── ENTRIES SUPPLIED ──
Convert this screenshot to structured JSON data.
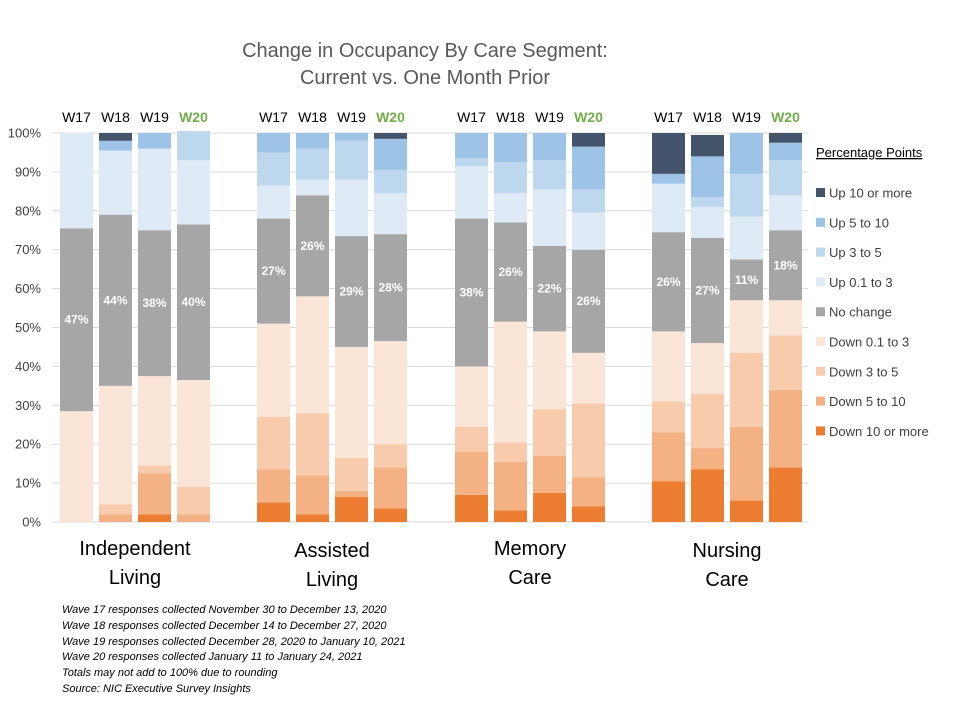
{
  "chart_data": {
    "type": "bar",
    "stacked": true,
    "title_lines": [
      "Change in Occupancy By Care Segment:",
      "Current vs. One Month Prior"
    ],
    "y_ticks": [
      "0%",
      "10%",
      "20%",
      "30%",
      "40%",
      "50%",
      "60%",
      "70%",
      "80%",
      "90%",
      "100%"
    ],
    "ylim": [
      0,
      100
    ],
    "grid": true,
    "legend_title": "Percentage Points",
    "legend_position": "right",
    "highlight_wave": "W20",
    "highlight_color": "#70ad47",
    "series": [
      {
        "name": "Down 10 or more",
        "color": "#ed7d31"
      },
      {
        "name": "Down 5 to 10",
        "color": "#f4b183"
      },
      {
        "name": "Down 3 to 5",
        "color": "#f8cbad"
      },
      {
        "name": "Down 0.1 to 3",
        "color": "#fbe5d6"
      },
      {
        "name": "No change",
        "color": "#a6a6a6"
      },
      {
        "name": "Up 0.1 to 3",
        "color": "#deebf7"
      },
      {
        "name": "Up 3 to 5",
        "color": "#bdd7ee"
      },
      {
        "name": "Up 5 to 10",
        "color": "#9dc3e6"
      },
      {
        "name": "Up 10 or more",
        "color": "#44546a"
      }
    ],
    "groups": [
      {
        "name_lines": [
          "Independent",
          "Living"
        ],
        "bars": [
          {
            "wave": "W17",
            "values": [
              0,
              0,
              0,
              28.5,
              47,
              24.5,
              0,
              0,
              0
            ],
            "label": "47%"
          },
          {
            "wave": "W18",
            "values": [
              0,
              2,
              2.5,
              30.5,
              44,
              16.5,
              0,
              2.5,
              2
            ],
            "label": "44%"
          },
          {
            "wave": "W19",
            "values": [
              2,
              10.5,
              2,
              23,
              37.5,
              21,
              0,
              4,
              0
            ],
            "label": "38%"
          },
          {
            "wave": "W20",
            "values": [
              0,
              2,
              7,
              27.5,
              40,
              16.5,
              7.5,
              0,
              0
            ],
            "label": "40%"
          }
        ]
      },
      {
        "name_lines": [
          "Assisted",
          "Living"
        ],
        "bars": [
          {
            "wave": "W17",
            "values": [
              5,
              8.5,
              13.5,
              24,
              27,
              8.5,
              8.5,
              5,
              0
            ],
            "label": "27%"
          },
          {
            "wave": "W18",
            "values": [
              2,
              10,
              16,
              30,
              26,
              4,
              8,
              4,
              0
            ],
            "label": "26%"
          },
          {
            "wave": "W19",
            "values": [
              6.5,
              1.5,
              8.5,
              28.5,
              28.5,
              14.5,
              10,
              2,
              0
            ],
            "label": "29%"
          },
          {
            "wave": "W20",
            "values": [
              3.5,
              10.5,
              6,
              26.5,
              27.5,
              10.5,
              6,
              8,
              1.5
            ],
            "label": "28%"
          }
        ]
      },
      {
        "name_lines": [
          "Memory",
          "Care"
        ],
        "bars": [
          {
            "wave": "W17",
            "values": [
              7,
              11,
              6.5,
              15.5,
              38,
              13.5,
              2,
              6.5,
              0
            ],
            "label": "38%"
          },
          {
            "wave": "W18",
            "values": [
              3,
              12.5,
              5,
              31,
              25.5,
              7.5,
              8,
              7.5,
              0
            ],
            "label": "26%"
          },
          {
            "wave": "W19",
            "values": [
              7.5,
              9.5,
              12,
              20,
              22,
              14.5,
              7.5,
              7,
              0
            ],
            "label": "22%"
          },
          {
            "wave": "W20",
            "values": [
              4,
              7.5,
              19,
              13,
              26.5,
              9.5,
              6,
              11,
              3.5
            ],
            "label": "26%"
          }
        ]
      },
      {
        "name_lines": [
          "Nursing",
          "Care"
        ],
        "bars": [
          {
            "wave": "W17",
            "values": [
              10.5,
              12.5,
              8,
              18,
              25.5,
              12.5,
              0,
              2.5,
              10.5
            ],
            "label": "26%"
          },
          {
            "wave": "W18",
            "values": [
              13.5,
              5.5,
              14,
              13,
              27,
              8,
              2.5,
              10.5,
              5.5
            ],
            "label": "27%"
          },
          {
            "wave": "W19",
            "values": [
              5.5,
              19,
              19,
              13.5,
              10.5,
              11,
              11,
              10.5,
              0
            ],
            "label": "11%"
          },
          {
            "wave": "W20",
            "values": [
              14,
              20,
              14,
              9,
              18,
              9,
              9,
              4.5,
              2.5
            ],
            "label": "18%"
          }
        ]
      }
    ]
  },
  "notes": [
    "Wave 17 responses collected  November 30 to December 13, 2020",
    "Wave 18 responses collected  December 14 to December 27, 2020",
    "Wave 19 responses collected  December 28, 2020 to January 10, 2021",
    "Wave 20 responses collected  January 11 to January 24, 2021",
    "Totals may not add to 100% due to rounding",
    "Source: NIC Executive Survey Insights"
  ]
}
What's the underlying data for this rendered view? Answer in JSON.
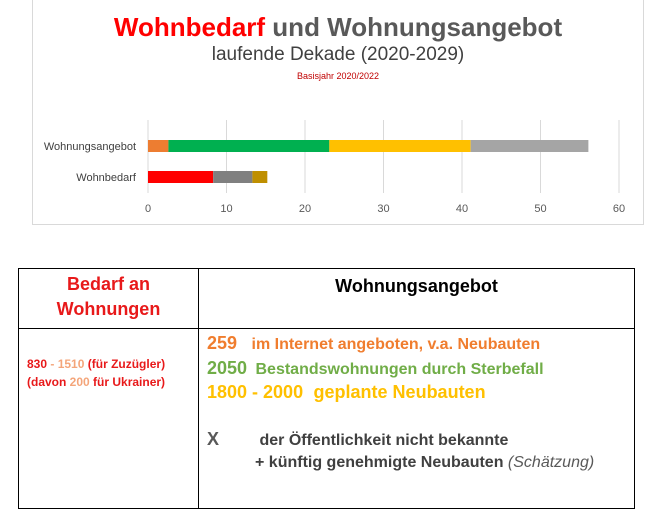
───
→ INSTRUCTION
Every line above should be repeated exactly; pictures stay out of the copy.

→ RESULT FOR THIS EXERCISE
Convert this screenshot to structured JSON data.
{
  "chart_data": {
    "type": "bar",
    "stacked": true,
    "title_lines": [
      "Change in Occupancy By Care Segment:",
      "Current vs. One Month Prior"
    ],
    "y_ticks": [
      "0%",
      "10%",
      "20%",
      "30%",
      "40%",
      "50%",
      "60%",
      "70%",
      "80%",
      "90%",
      "100%"
    ],
    "ylim": [
      0,
      100
    ],
    "grid": true,
    "legend_title": "Percentage Points",
    "legend_position": "right",
    "highlight_wave": "W20",
    "highlight_color": "#70ad47",
    "series": [
      {
        "name": "Down 10 or more",
        "color": "#ed7d31"
      },
      {
        "name": "Down 5 to 10",
        "color": "#f4b183"
      },
      {
        "name": "Down 3 to 5",
        "color": "#f8cbad"
      },
      {
        "name": "Down 0.1 to 3",
        "color": "#fbe5d6"
      },
      {
        "name": "No change",
        "color": "#a6a6a6"
      },
      {
        "name": "Up 0.1 to 3",
        "color": "#deebf7"
      },
      {
        "name": "Up 3 to 5",
        "color": "#bdd7ee"
      },
      {
        "name": "Up 5 to 10",
        "color": "#9dc3e6"
      },
      {
        "name": "Up 10 or more",
        "color": "#44546a"
      }
    ],
    "groups": [
      {
        "name_lines": [
          "Independent",
          "Living"
        ],
        "bars": [
          {
            "wave": "W17",
            "values": [
              0,
              0,
              0,
              28.5,
              47,
              24.5,
              0,
              0,
              0
            ],
            "label": "47%"
          },
          {
            "wave": "W18",
            "values": [
              0,
              2,
              2.5,
              30.5,
              44,
              16.5,
              0,
              2.5,
              2
            ],
            "label": "44%"
          },
          {
            "wave": "W19",
            "values": [
              2,
              10.5,
              2,
              23,
              37.5,
              21,
              0,
              4,
              0
            ],
            "label": "38%"
          },
          {
            "wave": "W20",
            "values": [
              0,
              2,
              7,
              27.5,
              40,
              16.5,
              7.5,
              0,
              0
            ],
            "label": "40%"
          }
        ]
      },
      {
        "name_lines": [
          "Assisted",
          "Living"
        ],
        "bars": [
          {
            "wave": "W17",
            "values": [
              5,
              8.5,
              13.5,
              24,
              27,
              8.5,
              8.5,
              5,
              0
            ],
            "label": "27%"
          },
          {
            "wave": "W18",
            "values": [
              2,
              10,
              16,
              30,
              26,
              4,
              8,
              4,
              0
            ],
            "label": "26%"
          },
          {
            "wave": "W19",
            "values": [
              6.5,
              1.5,
              8.5,
              28.5,
              28.5,
              14.5,
              10,
              2,
              0
            ],
            "label": "29%"
          },
          {
            "wave": "W20",
            "values": [
              3.5,
              10.5,
              6,
              26.5,
              27.5,
              10.5,
              6,
              8,
              1.5
            ],
            "label": "28%"
          }
        ]
      },
      {
        "name_lines": [
          "Memory",
          "Care"
        ],
        "bars": [
          {
            "wave": "W17",
            "values": [
              7,
              11,
              6.5,
              15.5,
              38,
              13.5,
              2,
              6.5,
              0
            ],
            "label": "38%"
          },
          {
            "wave": "W18",
            "values": [
              3,
              12.5,
              5,
              31,
              25.5,
              7.5,
              8,
              7.5,
              0
            ],
            "label": "26%"
          },
          {
            "wave": "W19",
            "values": [
              7.5,
              9.5,
              12,
              20,
              22,
              14.5,
              7.5,
              7,
              0
            ],
            "label": "22%"
          },
          {
            "wave": "W20",
            "values": [
              4,
              7.5,
              19,
              13,
              26.5,
              9.5,
              6,
              11,
              3.5
            ],
            "label": "26%"
          }
        ]
      },
      {
        "name_lines": [
          "Nursing",
          "Care"
        ],
        "bars": [
          {
            "wave": "W17",
            "values": [
              10.5,
              12.5,
              8,
              18,
              25.5,
              12.5,
              0,
              2.5,
              10.5
            ],
            "label": "26%"
          },
          {
            "wave": "W18",
            "values": [
              13.5,
              5.5,
              14,
              13,
              27,
              8,
              2.5,
              10.5,
              5.5
            ],
            "label": "27%"
          },
          {
            "wave": "W19",
            "values": [
              5.5,
              19,
              19,
              13.5,
              10.5,
              11,
              11,
              10.5,
              0
            ],
            "label": "11%"
          },
          {
            "wave": "W20",
            "values": [
              14,
              20,
              14,
              9,
              18,
              9,
              9,
              4.5,
              2.5
            ],
            "label": "18%"
          }
        ]
      }
    ]
  },
  "notes": [
    "Wave 17 responses collected  November 30 to December 13, 2020",
    "Wave 18 responses collected  December 14 to December 27, 2020",
    "Wave 19 responses collected  December 28, 2020 to January 10, 2021",
    "Wave 20 responses collected  January 11 to January 24, 2021",
    "Totals may not add to 100% due to rounding",
    "Source: NIC Executive Survey Insights"
  ]
}
What's the underlying data for this rendered view? Answer in JSON.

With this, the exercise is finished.